Task objective:
In the listing below, locate the lines that hold "definizioni" and copy them.

Recorded data:
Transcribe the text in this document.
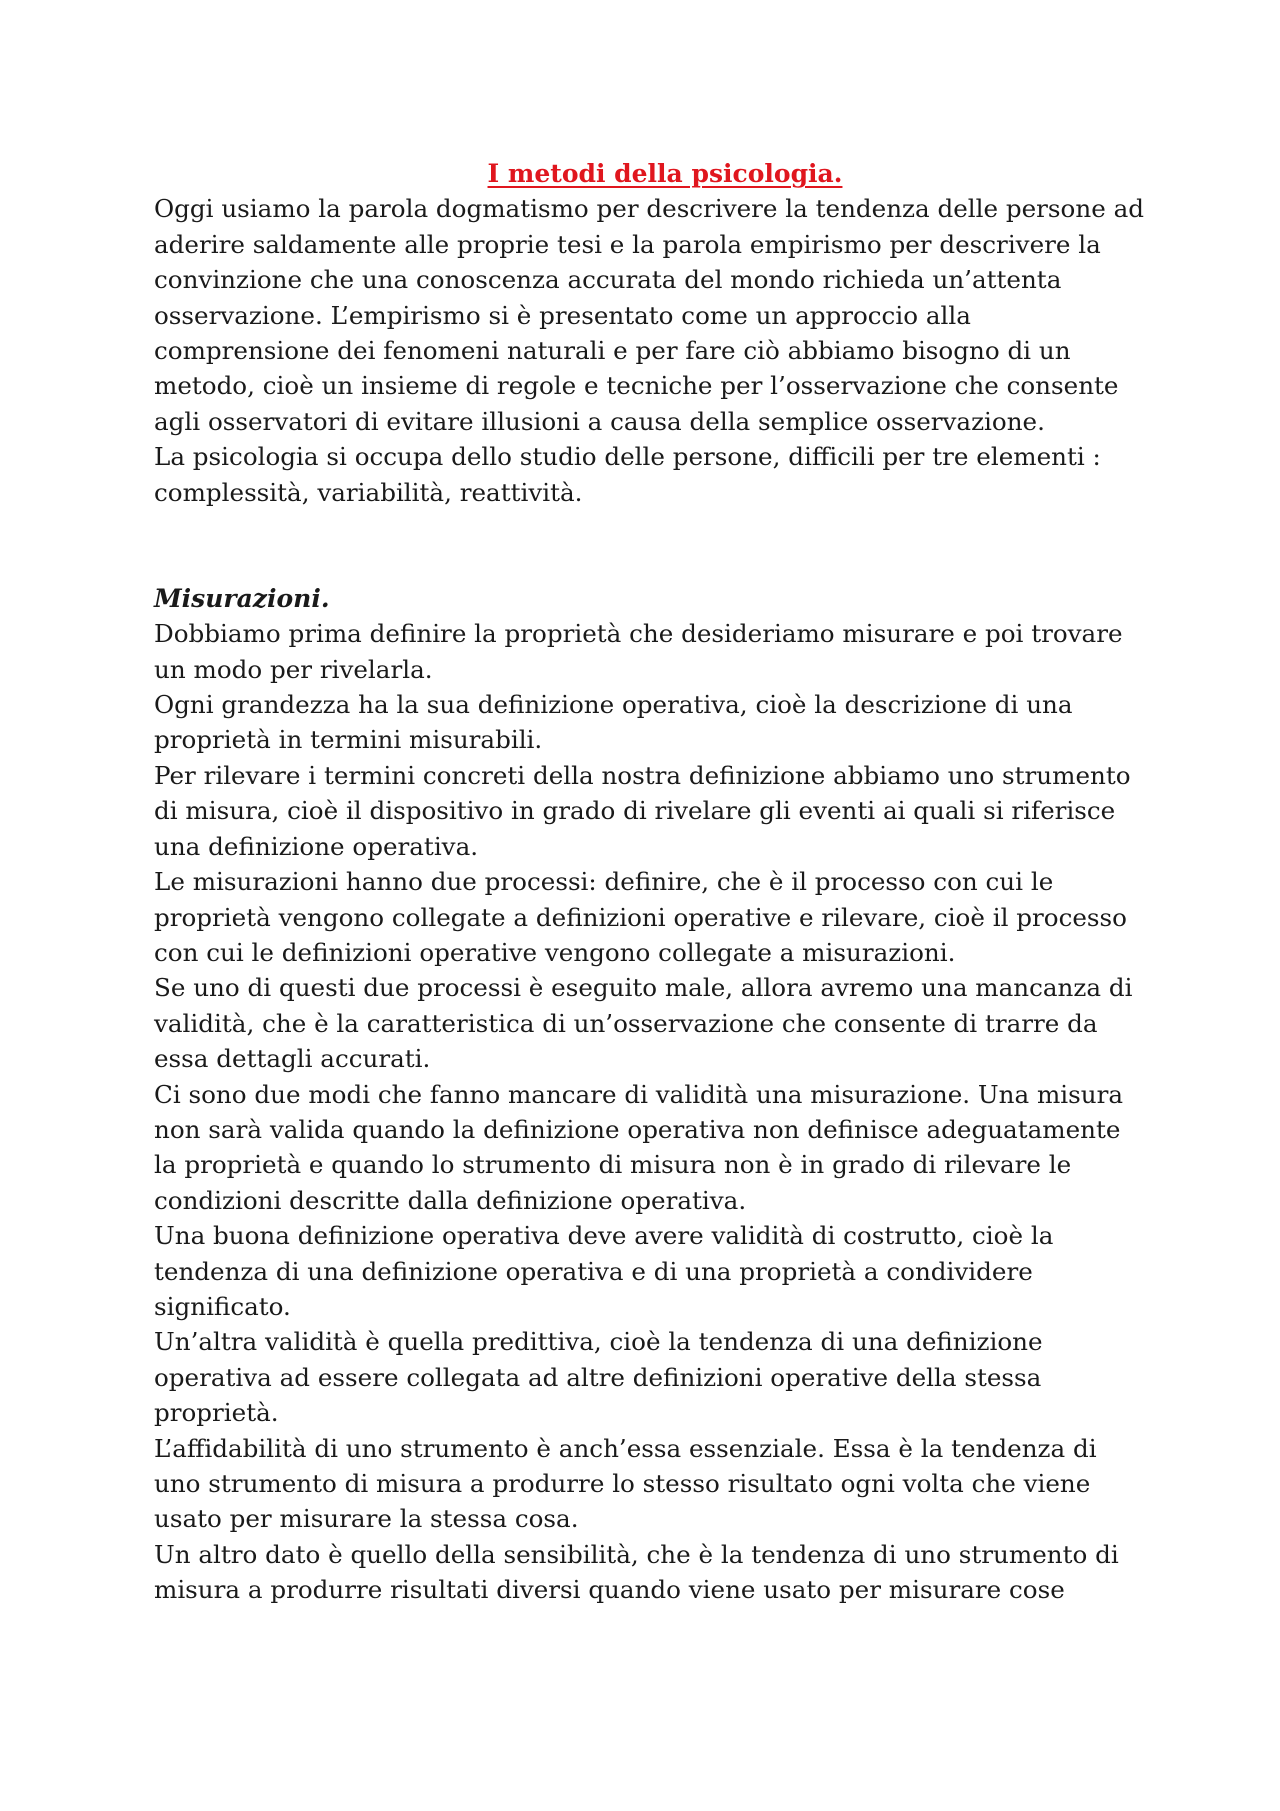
I metodi della psicologia.

Oggi usiamo la parola dogmatismo per descrivere la tendenza delle persone ad aderire saldamente alle proprie tesi e la parola empirismo per descrivere la convinzione che una conoscenza accurata del mondo richieda un’attenta osservazione. L’empirismo si è presentato come un approccio alla comprensione dei fenomeni naturali e per fare ciò abbiamo bisogno di un metodo, cioè un insieme di regole e tecniche per l’osservazione che consente agli osservatori di evitare illusioni a causa della semplice osservazione.

La psicologia si occupa dello studio delle persone, difficili per tre elementi : complessità, variabilità, reattività.

Misurazioni.

Dobbiamo prima definire la proprietà che desideriamo misurare e poi trovare un modo per rivelarla.

Ogni grandezza ha la sua definizione operativa, cioè la descrizione di una proprietà in termini misurabili.

Per rilevare i termini concreti della nostra definizione abbiamo uno strumento di misura, cioè il dispositivo in grado di rivelare gli eventi ai quali si riferisce una definizione operativa.

Le misurazioni hanno due processi: definire, che è il processo con cui le proprietà vengono collegate a definizioni operative e rilevare, cioè il processo con cui le definizioni operative vengono collegate a misurazioni.

Se uno di questi due processi è eseguito male, allora avremo una mancanza di validità, che è la caratteristica di un’osservazione che consente di trarre da essa dettagli accurati.

Ci sono due modi che fanno mancare di validità una misurazione. Una misura non sarà valida quando la definizione operativa non definisce adeguatamente la proprietà e quando lo strumento di misura non è in grado di rilevare le condizioni descritte dalla definizione operativa.

Una buona definizione operativa deve avere validità di costrutto, cioè la tendenza di una definizione operativa e di una proprietà a condividere significato.

Un’altra validità è quella predittiva, cioè la tendenza di una definizione operativa ad essere collegata ad altre definizioni operative della stessa proprietà.

L’affidabilità di uno strumento è anch’essa essenziale. Essa è la tendenza di uno strumento di misura a produrre lo stesso risultato ogni volta che viene usato per misurare la stessa cosa.

Un altro dato è quello della sensibilità, che è la tendenza di uno strumento di misura a produrre risultati diversi quando viene usato per misurare cose
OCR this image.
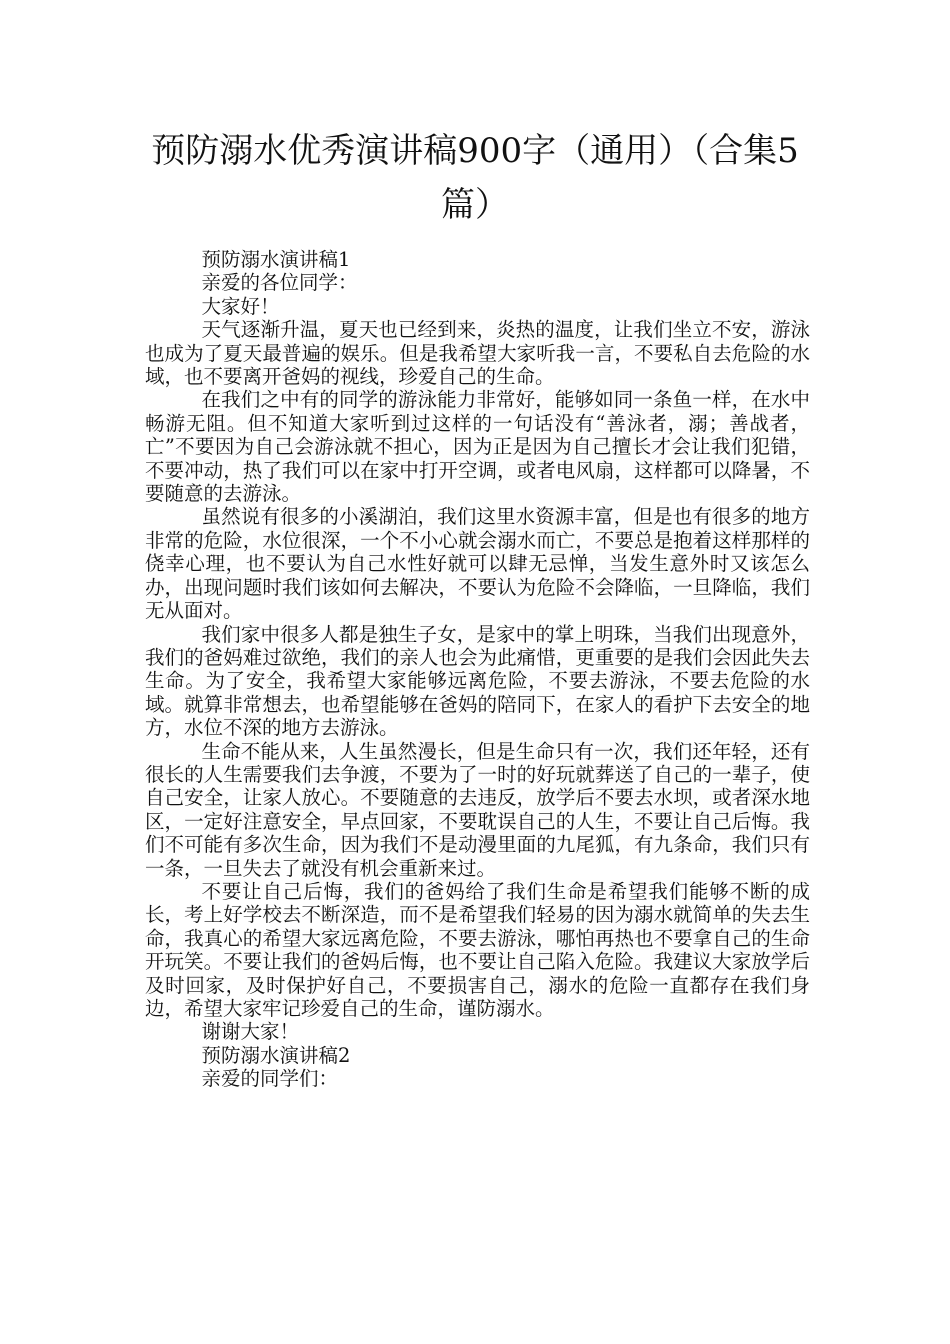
预防溺水优秀演讲稿900字（通用）（合集5篇）

预防溺水演讲稿1

亲爱的各位同学：

大家好！

天气逐渐升温，夏天也已经到来，炎热的温度，让我们坐立不安，游泳也成为了夏天最普遍的娱乐。但是我希望大家听我一言，不要私自去危险的水域，也不要离开爸妈的视线，珍爱自己的生命。

在我们之中有的同学的游泳能力非常好，能够如同一条鱼一样，在水中畅游无阻。但不知道大家听到过这样的一句话没有“善泳者，溺；善战者，亡”不要因为自己会游泳就不担心，因为正是因为自己擅长才会让我们犯错，不要冲动，热了我们可以在家中打开空调，或者电风扇，这样都可以降暑，不要随意的去游泳。

虽然说有很多的小溪湖泊，我们这里水资源丰富，但是也有很多的地方非常的危险，水位很深，一个不小心就会溺水而亡，不要总是抱着这样那样的侥幸心理，也不要认为自己水性好就可以肆无忌惮，当发生意外时又该怎么办，出现问题时我们该如何去解决，不要认为危险不会降临，一旦降临，我们无从面对。

我们家中很多人都是独生子女，是家中的掌上明珠，当我们出现意外，我们的爸妈难过欲绝，我们的亲人也会为此痛惜，更重要的是我们会因此失去生命。为了安全，我希望大家能够远离危险，不要去游泳，不要去危险的水域。就算非常想去，也希望能够在爸妈的陪同下，在家人的看护下去安全的地方，水位不深的地方去游泳。

生命不能从来，人生虽然漫长，但是生命只有一次，我们还年轻，还有很长的人生需要我们去争渡，不要为了一时的好玩就葬送了自己的一辈子，使自己安全，让家人放心。不要随意的去违反，放学后不要去水坝，或者深水地区，一定好注意安全，早点回家，不要耽误自己的人生，不要让自己后悔。我们不可能有多次生命，因为我们不是动漫里面的九尾狐，有九条命，我们只有一条，一旦失去了就没有机会重新来过。

不要让自己后悔，我们的爸妈给了我们生命是希望我们能够不断的成长，考上好学校去不断深造，而不是希望我们轻易的因为溺水就简单的失去生命，我真心的希望大家远离危险，不要去游泳，哪怕再热也不要拿自己的生命开玩笑。不要让我们的爸妈后悔，也不要让自己陷入危险。我建议大家放学后及时回家，及时保护好自己，不要损害自己，溺水的危险一直都存在我们身边，希望大家牢记珍爱自己的生命，谨防溺水。

谢谢大家！

预防溺水演讲稿2

亲爱的同学们：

Answer in full:
Le misurazioni hanno due processi: definire, che è il processo con cui le proprietà vengono collegate a definizioni operative e rilevare, cioè il processo con cui le definizioni operative vengono collegate a misurazioni.
Un’altra validità è quella predittiva, cioè la tendenza di una definizione operativa ad essere collegata ad altre definizioni operative della stessa proprietà.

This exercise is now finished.